• _Exercise goal_: Leaving out the pictures, transcribe all of the records faithfully.

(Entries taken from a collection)
* * *
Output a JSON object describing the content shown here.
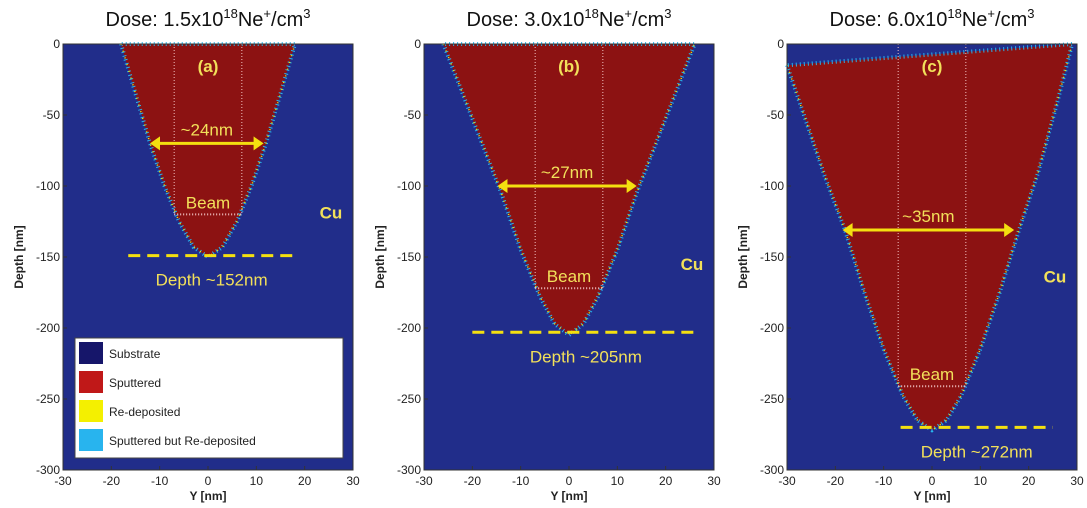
{
  "chart_data": [
    {
      "type": "crater",
      "title": [
        {
          "text": "Dose: 1.5x10"
        },
        {
          "text": "18",
          "sup": true
        },
        {
          "text": "Ne"
        },
        {
          "text": "+",
          "sup": true
        },
        {
          "text": "/cm"
        },
        {
          "text": "3",
          "sup": true
        }
      ],
      "label": "(a)",
      "xlabel": "Y [nm]",
      "ylabel": "Depth [nm]",
      "xlim": [
        -30,
        30
      ],
      "ylim": [
        -300,
        0
      ],
      "xticks": [
        -30,
        -20,
        -10,
        0,
        10,
        20,
        30
      ],
      "yticks": [
        0,
        -50,
        -100,
        -150,
        -200,
        -250,
        -300
      ],
      "boundary": {
        "x": [
          -18,
          -15,
          -12,
          -9,
          -6,
          -3,
          0,
          3,
          6,
          9,
          12,
          15,
          18
        ],
        "values": [
          0,
          -35,
          -70,
          -100,
          -125,
          -143,
          -150,
          -143,
          -125,
          -100,
          -70,
          -35,
          0
        ]
      },
      "width": {
        "label": "~24nm",
        "y": -70,
        "x": [
          -12,
          11.5
        ]
      },
      "depth": {
        "label": "Depth ~152nm",
        "y": -149,
        "x": [
          -16.5,
          18
        ]
      },
      "beam": {
        "label": "Beam",
        "x": [
          -7,
          7
        ],
        "y": -120
      },
      "material": "Cu",
      "legend": {
        "entries": [
          {
            "name": "Substrate",
            "color": "#16166a"
          },
          {
            "name": "Sputtered",
            "color": "#c01818"
          },
          {
            "name": "Re-deposited",
            "color": "#f4f000"
          },
          {
            "name": "Sputtered but Re-deposited",
            "color": "#28b4ee"
          }
        ]
      }
    },
    {
      "type": "crater",
      "title": [
        {
          "text": "Dose: 3.0x10"
        },
        {
          "text": "18",
          "sup": true
        },
        {
          "text": "Ne"
        },
        {
          "text": "+",
          "sup": true
        },
        {
          "text": "/cm"
        },
        {
          "text": "3",
          "sup": true
        }
      ],
      "label": "(b)",
      "xlabel": "Y [nm]",
      "ylabel": "Depth [nm]",
      "xlim": [
        -30,
        30
      ],
      "ylim": [
        -300,
        0
      ],
      "xticks": [
        -30,
        -20,
        -10,
        0,
        10,
        20,
        30
      ],
      "yticks": [
        0,
        -50,
        -100,
        -150,
        -200,
        -250,
        -300
      ],
      "boundary": {
        "x": [
          -26,
          -22,
          -18,
          -14,
          -10,
          -6,
          -3,
          0,
          3,
          6,
          10,
          14,
          18,
          22,
          26
        ],
        "values": [
          0,
          -35,
          -70,
          -105,
          -145,
          -178,
          -197,
          -205,
          -197,
          -178,
          -145,
          -105,
          -70,
          -35,
          0
        ]
      },
      "width": {
        "label": "~27nm",
        "y": -100,
        "x": [
          -14.8,
          14
        ]
      },
      "depth": {
        "label": "Depth ~205nm",
        "y": -203,
        "x": [
          -20,
          27
        ]
      },
      "beam": {
        "label": "Beam",
        "x": [
          -7,
          7
        ],
        "y": -172
      },
      "material": "Cu"
    },
    {
      "type": "crater",
      "title": [
        {
          "text": "Dose: 6.0x10"
        },
        {
          "text": "18",
          "sup": true
        },
        {
          "text": "Ne"
        },
        {
          "text": "+",
          "sup": true
        },
        {
          "text": "/cm"
        },
        {
          "text": "3",
          "sup": true
        }
      ],
      "label": "(c)",
      "xlabel": "Y [nm]",
      "ylabel": "Depth [nm]",
      "xlim": [
        -30,
        30
      ],
      "ylim": [
        -300,
        0
      ],
      "xticks": [
        -30,
        -20,
        -10,
        0,
        10,
        20,
        30
      ],
      "yticks": [
        0,
        -50,
        -100,
        -150,
        -200,
        -250,
        -300
      ],
      "boundary": {
        "x": [
          -30,
          -26,
          -22,
          -18,
          -14,
          -10,
          -6,
          -3,
          0,
          3,
          6,
          10,
          14,
          18,
          22,
          26,
          29
        ],
        "values": [
          -15,
          -55,
          -95,
          -131,
          -175,
          -215,
          -248,
          -265,
          -272,
          -265,
          -248,
          -215,
          -175,
          -131,
          -90,
          -40,
          0
        ]
      },
      "width": {
        "label": "~35nm",
        "y": -131,
        "x": [
          -18.5,
          17
        ]
      },
      "depth": {
        "label": "Depth ~272nm",
        "y": -270,
        "x": [
          -6.5,
          25
        ]
      },
      "beam": {
        "label": "Beam",
        "x": [
          -7,
          7
        ],
        "y": -241
      },
      "material": "Cu"
    }
  ]
}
* * *
• _Answer to this problem_:
Output a JSON object describing the content shown here.
{
  "chart_data": [
    {
      "type": "crater",
      "title": [
        {
          "text": "Dose: 1.5x10"
        },
        {
          "text": "18",
          "sup": true
        },
        {
          "text": "Ne"
        },
        {
          "text": "+",
          "sup": true
        },
        {
          "text": "/cm"
        },
        {
          "text": "3",
          "sup": true
        }
      ],
      "label": "(a)",
      "xlabel": "Y [nm]",
      "ylabel": "Depth [nm]",
      "xlim": [
        -30,
        30
      ],
      "ylim": [
        -300,
        0
      ],
      "xticks": [
        -30,
        -20,
        -10,
        0,
        10,
        20,
        30
      ],
      "yticks": [
        0,
        -50,
        -100,
        -150,
        -200,
        -250,
        -300
      ],
      "boundary": {
        "x": [
          -18,
          -15,
          -12,
          -9,
          -6,
          -3,
          0,
          3,
          6,
          9,
          12,
          15,
          18
        ],
        "values": [
          0,
          -35,
          -70,
          -100,
          -125,
          -143,
          -150,
          -143,
          -125,
          -100,
          -70,
          -35,
          0
        ]
      },
      "width": {
        "label": "~24nm",
        "y": -70,
        "x": [
          -12,
          11.5
        ]
      },
      "depth": {
        "label": "Depth ~152nm",
        "y": -149,
        "x": [
          -16.5,
          18
        ]
      },
      "beam": {
        "label": "Beam",
        "x": [
          -7,
          7
        ],
        "y": -120
      },
      "material": "Cu",
      "legend": {
        "entries": [
          {
            "name": "Substrate",
            "color": "#16166a"
          },
          {
            "name": "Sputtered",
            "color": "#c01818"
          },
          {
            "name": "Re-deposited",
            "color": "#f4f000"
          },
          {
            "name": "Sputtered but Re-deposited",
            "color": "#28b4ee"
          }
        ]
      }
    },
    {
      "type": "crater",
      "title": [
        {
          "text": "Dose: 3.0x10"
        },
        {
          "text": "18",
          "sup": true
        },
        {
          "text": "Ne"
        },
        {
          "text": "+",
          "sup": true
        },
        {
          "text": "/cm"
        },
        {
          "text": "3",
          "sup": true
        }
      ],
      "label": "(b)",
      "xlabel": "Y [nm]",
      "ylabel": "Depth [nm]",
      "xlim": [
        -30,
        30
      ],
      "ylim": [
        -300,
        0
      ],
      "xticks": [
        -30,
        -20,
        -10,
        0,
        10,
        20,
        30
      ],
      "yticks": [
        0,
        -50,
        -100,
        -150,
        -200,
        -250,
        -300
      ],
      "boundary": {
        "x": [
          -26,
          -22,
          -18,
          -14,
          -10,
          -6,
          -3,
          0,
          3,
          6,
          10,
          14,
          18,
          22,
          26
        ],
        "values": [
          0,
          -35,
          -70,
          -105,
          -145,
          -178,
          -197,
          -205,
          -197,
          -178,
          -145,
          -105,
          -70,
          -35,
          0
        ]
      },
      "width": {
        "label": "~27nm",
        "y": -100,
        "x": [
          -14.8,
          14
        ]
      },
      "depth": {
        "label": "Depth ~205nm",
        "y": -203,
        "x": [
          -20,
          27
        ]
      },
      "beam": {
        "label": "Beam",
        "x": [
          -7,
          7
        ],
        "y": -172
      },
      "material": "Cu"
    },
    {
      "type": "crater",
      "title": [
        {
          "text": "Dose: 6.0x10"
        },
        {
          "text": "18",
          "sup": true
        },
        {
          "text": "Ne"
        },
        {
          "text": "+",
          "sup": true
        },
        {
          "text": "/cm"
        },
        {
          "text": "3",
          "sup": true
        }
      ],
      "label": "(c)",
      "xlabel": "Y [nm]",
      "ylabel": "Depth [nm]",
      "xlim": [
        -30,
        30
      ],
      "ylim": [
        -300,
        0
      ],
      "xticks": [
        -30,
        -20,
        -10,
        0,
        10,
        20,
        30
      ],
      "yticks": [
        0,
        -50,
        -100,
        -150,
        -200,
        -250,
        -300
      ],
      "boundary": {
        "x": [
          -30,
          -26,
          -22,
          -18,
          -14,
          -10,
          -6,
          -3,
          0,
          3,
          6,
          10,
          14,
          18,
          22,
          26,
          29
        ],
        "values": [
          -15,
          -55,
          -95,
          -131,
          -175,
          -215,
          -248,
          -265,
          -272,
          -265,
          -248,
          -215,
          -175,
          -131,
          -90,
          -40,
          0
        ]
      },
      "width": {
        "label": "~35nm",
        "y": -131,
        "x": [
          -18.5,
          17
        ]
      },
      "depth": {
        "label": "Depth ~272nm",
        "y": -270,
        "x": [
          -6.5,
          25
        ]
      },
      "beam": {
        "label": "Beam",
        "x": [
          -7,
          7
        ],
        "y": -241
      },
      "material": "Cu"
    }
  ]
}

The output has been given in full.